WHAT TO DO: Exclude the pictures, then copy all remaining records exactly.
________________
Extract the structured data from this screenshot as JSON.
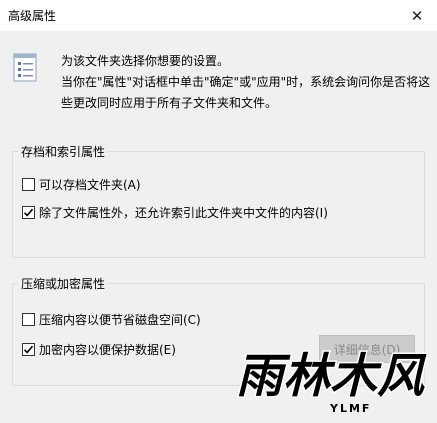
{
  "window": {
    "title": "高级属性",
    "close_glyph": "✕"
  },
  "description": {
    "line1": "为该文件夹选择你想要的设置。",
    "line2": "当你在\"属性\"对话框中单击\"确定\"或\"应用\"时，系统会询问你是否将这些更改同时应用于所有子文件夹和文件。"
  },
  "archive_group": {
    "label": "存档和索引属性",
    "options": [
      {
        "label": "可以存档文件夹(A)",
        "checked": false
      },
      {
        "label": "除了文件属性外，还允许索引此文件夹中文件的内容(I)",
        "checked": true
      }
    ]
  },
  "compress_group": {
    "label": "压缩或加密属性",
    "options": [
      {
        "label": "压缩内容以便节省磁盘空间(C)",
        "checked": false
      },
      {
        "label": "加密内容以便保护数据(E)",
        "checked": true
      }
    ],
    "details_button": "详细信息(D)"
  },
  "watermark": {
    "logo_text": "雨林木风",
    "sub_text": "YLMF"
  }
}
________________
EXERCISE RESPONSE:
Extract the structured data from this screenshot as JSON.
{
  "window": {
    "title": "高级属性",
    "close_glyph": "✕"
  },
  "description": {
    "line1": "为该文件夹选择你想要的设置。",
    "line2": "当你在\"属性\"对话框中单击\"确定\"或\"应用\"时，系统会询问你是否将这些更改同时应用于所有子文件夹和文件。"
  },
  "archive_group": {
    "label": "存档和索引属性",
    "options": [
      {
        "label": "可以存档文件夹(A)",
        "checked": false
      },
      {
        "label": "除了文件属性外，还允许索引此文件夹中文件的内容(I)",
        "checked": true
      }
    ]
  },
  "compress_group": {
    "label": "压缩或加密属性",
    "options": [
      {
        "label": "压缩内容以便节省磁盘空间(C)",
        "checked": false
      },
      {
        "label": "加密内容以便保护数据(E)",
        "checked": true
      }
    ],
    "details_button": "详细信息(D)"
  },
  "watermark": {
    "logo_text": "雨林木风",
    "sub_text": "YLMF"
  }
}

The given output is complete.